### INSTRUCTIONS FOR THE TASK
Reproduce each line of the material exactly, minus any picture.

**** SUPPLIED MATERIAL

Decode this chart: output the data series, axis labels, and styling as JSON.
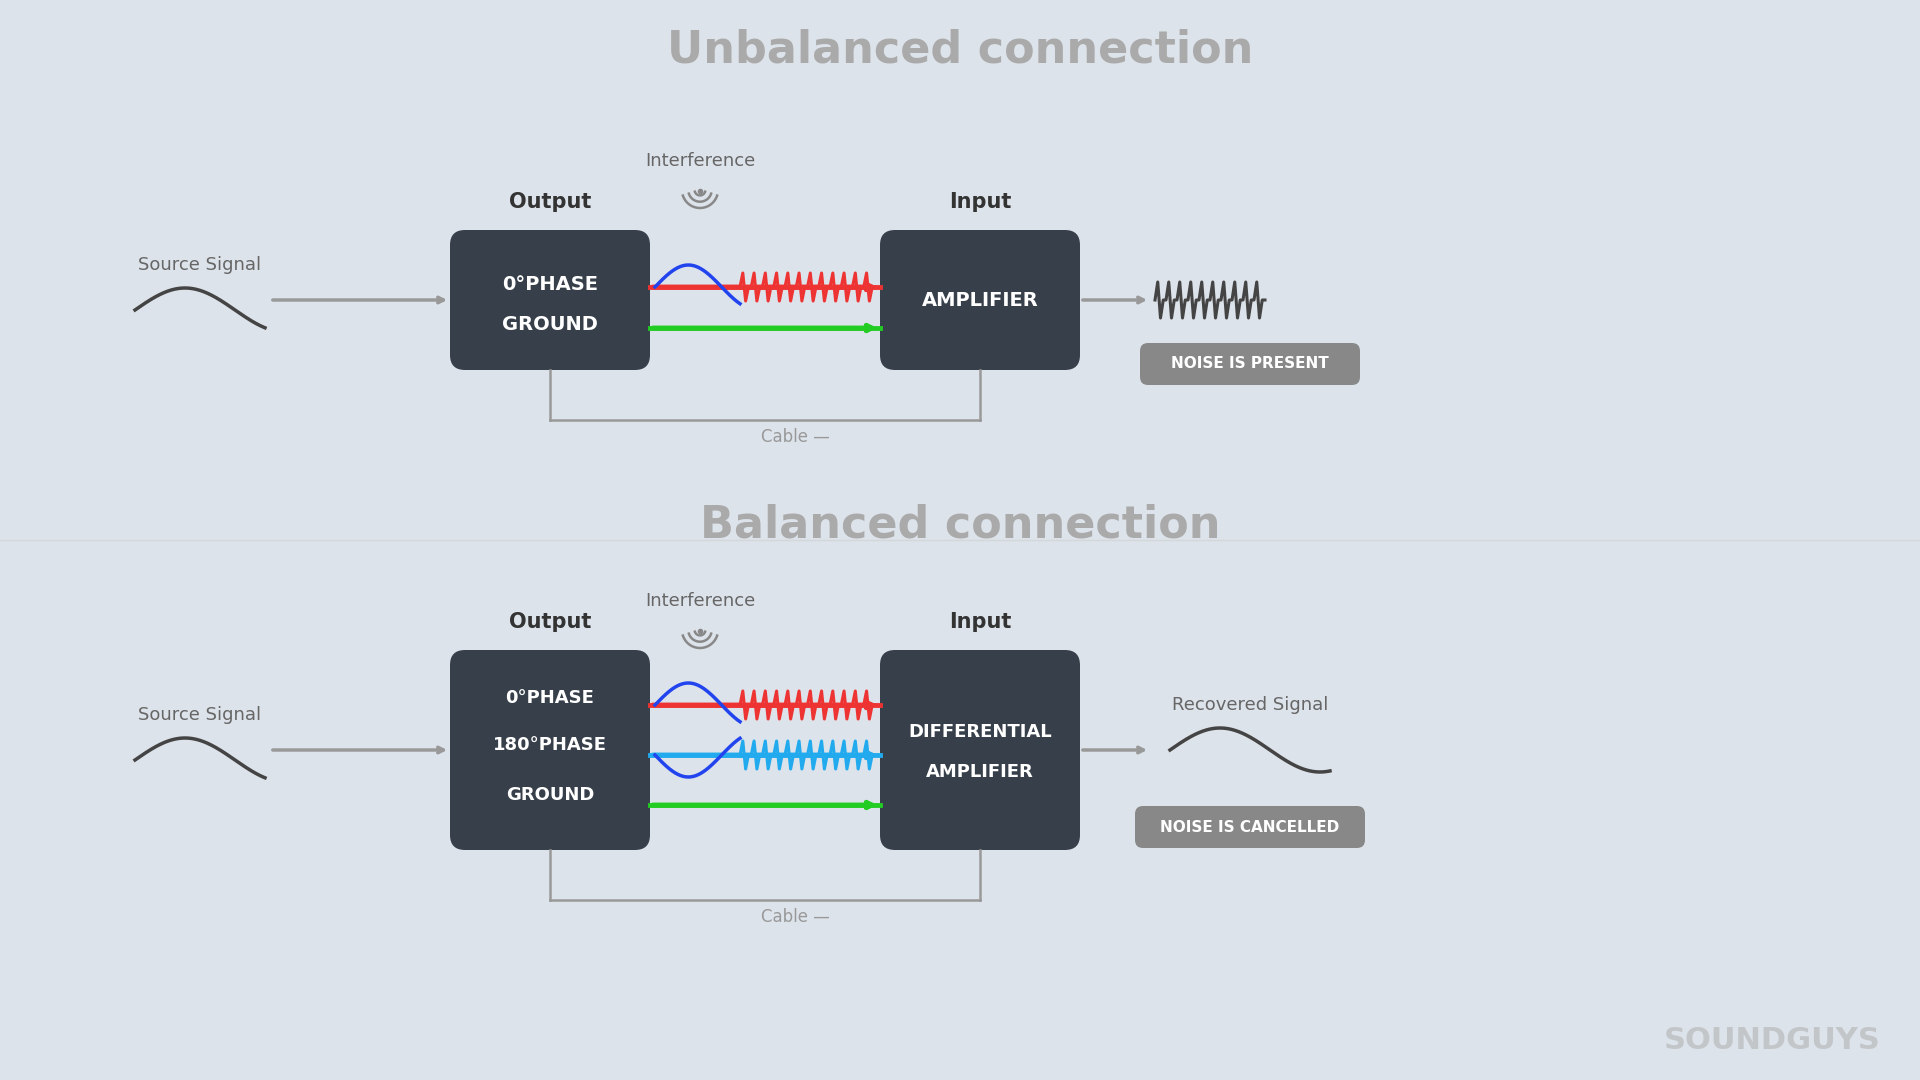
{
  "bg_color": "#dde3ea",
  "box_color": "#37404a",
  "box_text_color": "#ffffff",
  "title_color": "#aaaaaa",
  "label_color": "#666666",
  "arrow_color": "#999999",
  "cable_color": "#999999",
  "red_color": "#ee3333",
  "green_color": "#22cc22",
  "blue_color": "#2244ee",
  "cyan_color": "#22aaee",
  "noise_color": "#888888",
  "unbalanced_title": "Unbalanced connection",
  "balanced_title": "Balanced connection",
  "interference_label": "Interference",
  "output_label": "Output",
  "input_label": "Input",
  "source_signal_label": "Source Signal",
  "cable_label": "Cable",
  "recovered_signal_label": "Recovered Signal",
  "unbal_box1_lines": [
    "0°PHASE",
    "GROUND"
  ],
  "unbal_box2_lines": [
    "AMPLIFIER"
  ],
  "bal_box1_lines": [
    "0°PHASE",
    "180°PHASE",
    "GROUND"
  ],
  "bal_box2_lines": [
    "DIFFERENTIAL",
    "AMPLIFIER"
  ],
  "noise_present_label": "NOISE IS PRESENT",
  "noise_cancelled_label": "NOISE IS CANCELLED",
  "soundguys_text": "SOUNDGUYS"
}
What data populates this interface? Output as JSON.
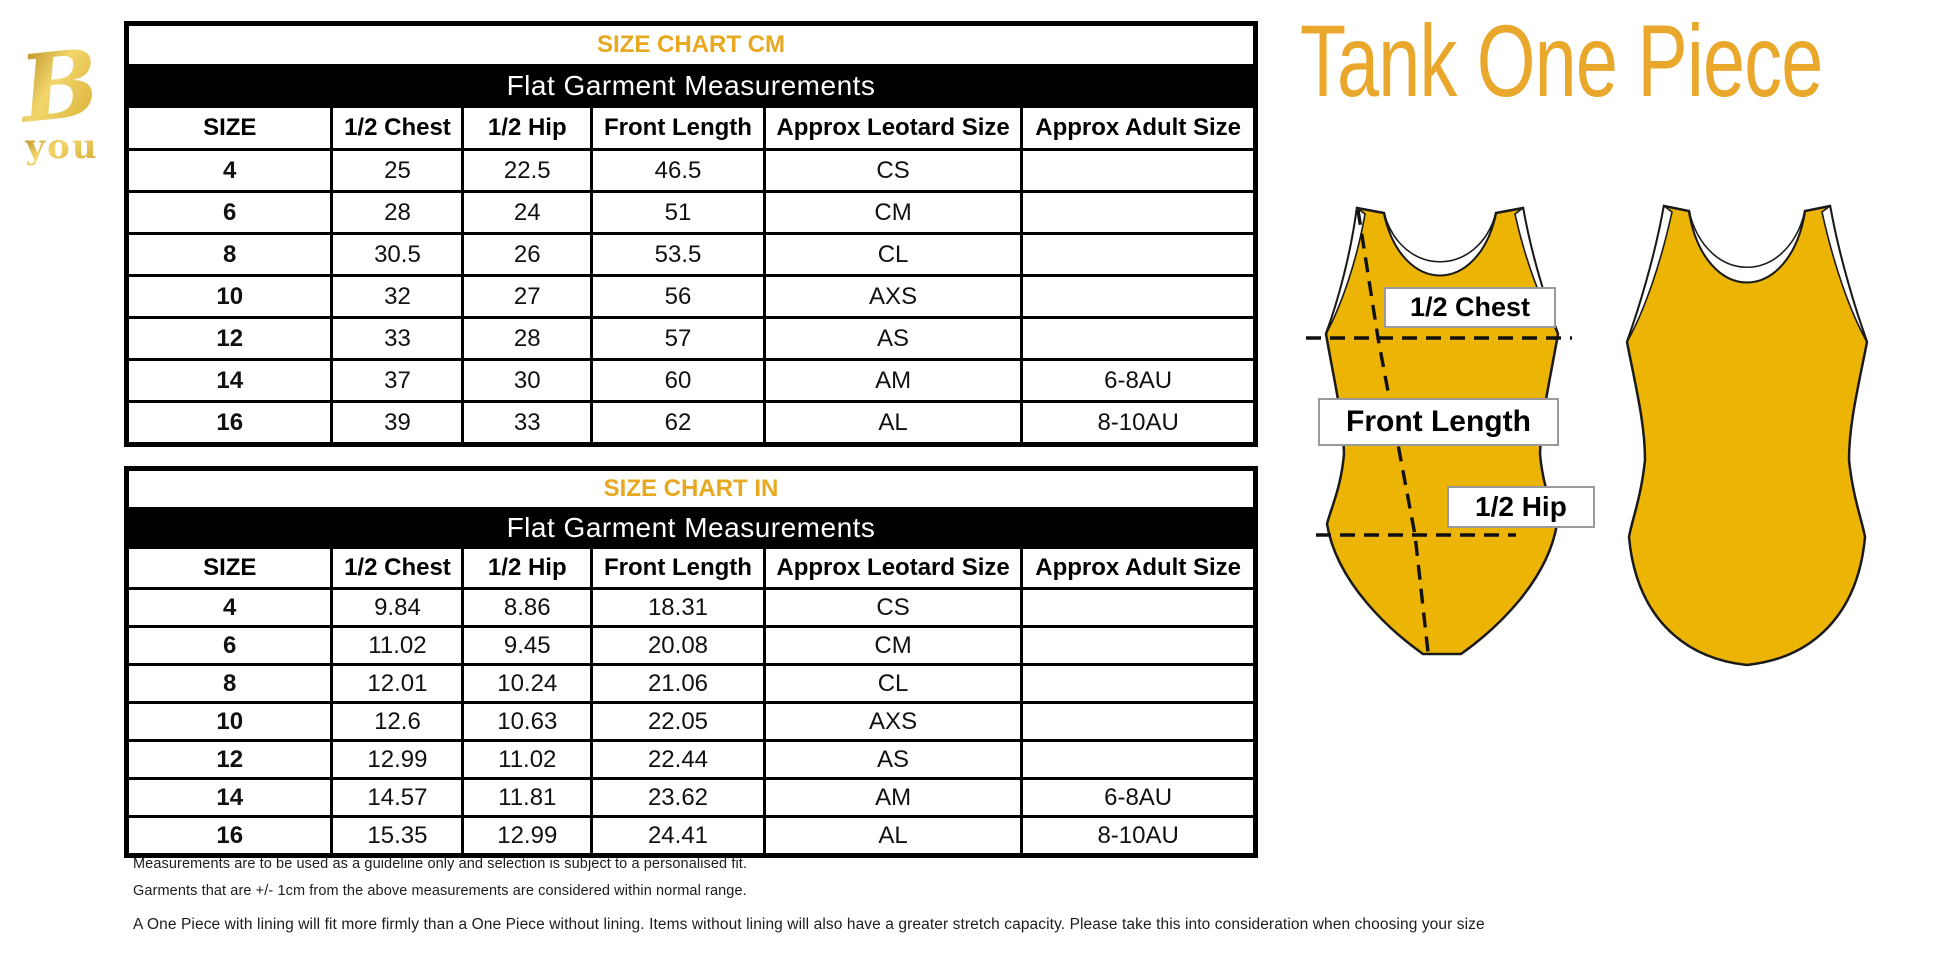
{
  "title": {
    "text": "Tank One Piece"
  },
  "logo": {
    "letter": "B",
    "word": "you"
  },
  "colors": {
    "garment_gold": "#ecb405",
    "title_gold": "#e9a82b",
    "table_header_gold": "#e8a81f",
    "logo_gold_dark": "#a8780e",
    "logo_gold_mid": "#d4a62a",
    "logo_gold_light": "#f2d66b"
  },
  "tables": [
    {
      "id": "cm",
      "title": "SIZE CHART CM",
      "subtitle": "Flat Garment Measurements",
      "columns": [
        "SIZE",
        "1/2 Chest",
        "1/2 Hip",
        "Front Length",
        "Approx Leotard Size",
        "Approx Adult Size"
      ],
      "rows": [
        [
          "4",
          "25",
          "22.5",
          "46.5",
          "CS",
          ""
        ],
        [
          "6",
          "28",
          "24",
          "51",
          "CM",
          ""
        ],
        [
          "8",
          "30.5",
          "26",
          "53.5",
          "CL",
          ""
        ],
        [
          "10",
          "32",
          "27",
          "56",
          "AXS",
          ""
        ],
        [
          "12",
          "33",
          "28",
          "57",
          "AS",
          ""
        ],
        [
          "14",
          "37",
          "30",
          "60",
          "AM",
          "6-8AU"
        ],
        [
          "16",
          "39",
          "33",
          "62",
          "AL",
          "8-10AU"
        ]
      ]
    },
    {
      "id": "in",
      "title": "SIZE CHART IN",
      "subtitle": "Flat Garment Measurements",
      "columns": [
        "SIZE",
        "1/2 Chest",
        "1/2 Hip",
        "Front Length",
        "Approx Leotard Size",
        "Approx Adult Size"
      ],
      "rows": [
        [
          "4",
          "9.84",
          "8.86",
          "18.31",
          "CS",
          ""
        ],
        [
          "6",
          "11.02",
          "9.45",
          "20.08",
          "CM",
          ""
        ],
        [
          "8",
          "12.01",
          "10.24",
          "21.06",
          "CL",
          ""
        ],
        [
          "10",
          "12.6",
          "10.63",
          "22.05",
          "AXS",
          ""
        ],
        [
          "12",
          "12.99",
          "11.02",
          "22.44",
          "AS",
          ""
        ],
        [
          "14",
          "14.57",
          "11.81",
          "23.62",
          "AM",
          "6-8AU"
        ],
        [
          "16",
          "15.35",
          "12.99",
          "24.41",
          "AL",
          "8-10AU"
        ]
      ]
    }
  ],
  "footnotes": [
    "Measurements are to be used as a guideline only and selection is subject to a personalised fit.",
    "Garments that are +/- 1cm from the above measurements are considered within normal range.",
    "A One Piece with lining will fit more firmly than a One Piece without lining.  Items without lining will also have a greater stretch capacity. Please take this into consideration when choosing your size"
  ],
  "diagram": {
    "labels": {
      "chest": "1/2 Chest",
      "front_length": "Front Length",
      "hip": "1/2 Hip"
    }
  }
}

********

### RESPONSE
Decode this chart: output the data series, axis labels, and styling as JSON.
{
  "bg_color": "#dde3ea",
  "box_color": "#37404a",
  "box_text_color": "#ffffff",
  "title_color": "#aaaaaa",
  "label_color": "#666666",
  "arrow_color": "#999999",
  "cable_color": "#999999",
  "red_color": "#ee3333",
  "green_color": "#22cc22",
  "blue_color": "#2244ee",
  "cyan_color": "#22aaee",
  "noise_color": "#888888",
  "unbalanced_title": "Unbalanced connection",
  "balanced_title": "Balanced connection",
  "interference_label": "Interference",
  "output_label": "Output",
  "input_label": "Input",
  "source_signal_label": "Source Signal",
  "cable_label": "Cable",
  "recovered_signal_label": "Recovered Signal",
  "unbal_box1_lines": [
    "0°PHASE",
    "GROUND"
  ],
  "unbal_box2_lines": [
    "AMPLIFIER"
  ],
  "bal_box1_lines": [
    "0°PHASE",
    "180°PHASE",
    "GROUND"
  ],
  "bal_box2_lines": [
    "DIFFERENTIAL",
    "AMPLIFIER"
  ],
  "noise_present_label": "NOISE IS PRESENT",
  "noise_cancelled_label": "NOISE IS CANCELLED",
  "soundguys_text": "SOUNDGUYS"
}
What data populates this interface? Output as JSON.
{
  "title": {
    "text": "Tank One Piece"
  },
  "logo": {
    "letter": "B",
    "word": "you"
  },
  "colors": {
    "garment_gold": "#ecb405",
    "title_gold": "#e9a82b",
    "table_header_gold": "#e8a81f",
    "logo_gold_dark": "#a8780e",
    "logo_gold_mid": "#d4a62a",
    "logo_gold_light": "#f2d66b"
  },
  "tables": [
    {
      "id": "cm",
      "title": "SIZE CHART CM",
      "subtitle": "Flat Garment Measurements",
      "columns": [
        "SIZE",
        "1/2 Chest",
        "1/2 Hip",
        "Front Length",
        "Approx Leotard Size",
        "Approx Adult Size"
      ],
      "rows": [
        [
          "4",
          "25",
          "22.5",
          "46.5",
          "CS",
          ""
        ],
        [
          "6",
          "28",
          "24",
          "51",
          "CM",
          ""
        ],
        [
          "8",
          "30.5",
          "26",
          "53.5",
          "CL",
          ""
        ],
        [
          "10",
          "32",
          "27",
          "56",
          "AXS",
          ""
        ],
        [
          "12",
          "33",
          "28",
          "57",
          "AS",
          ""
        ],
        [
          "14",
          "37",
          "30",
          "60",
          "AM",
          "6-8AU"
        ],
        [
          "16",
          "39",
          "33",
          "62",
          "AL",
          "8-10AU"
        ]
      ]
    },
    {
      "id": "in",
      "title": "SIZE CHART IN",
      "subtitle": "Flat Garment Measurements",
      "columns": [
        "SIZE",
        "1/2 Chest",
        "1/2 Hip",
        "Front Length",
        "Approx Leotard Size",
        "Approx Adult Size"
      ],
      "rows": [
        [
          "4",
          "9.84",
          "8.86",
          "18.31",
          "CS",
          ""
        ],
        [
          "6",
          "11.02",
          "9.45",
          "20.08",
          "CM",
          ""
        ],
        [
          "8",
          "12.01",
          "10.24",
          "21.06",
          "CL",
          ""
        ],
        [
          "10",
          "12.6",
          "10.63",
          "22.05",
          "AXS",
          ""
        ],
        [
          "12",
          "12.99",
          "11.02",
          "22.44",
          "AS",
          ""
        ],
        [
          "14",
          "14.57",
          "11.81",
          "23.62",
          "AM",
          "6-8AU"
        ],
        [
          "16",
          "15.35",
          "12.99",
          "24.41",
          "AL",
          "8-10AU"
        ]
      ]
    }
  ],
  "footnotes": [
    "Measurements are to be used as a guideline only and selection is subject to a personalised fit.",
    "Garments that are +/- 1cm from the above measurements are considered within normal range.",
    "A One Piece with lining will fit more firmly than a One Piece without lining.  Items without lining will also have a greater stretch capacity. Please take this into consideration when choosing your size"
  ],
  "diagram": {
    "labels": {
      "chest": "1/2 Chest",
      "front_length": "Front Length",
      "hip": "1/2 Hip"
    }
  }
}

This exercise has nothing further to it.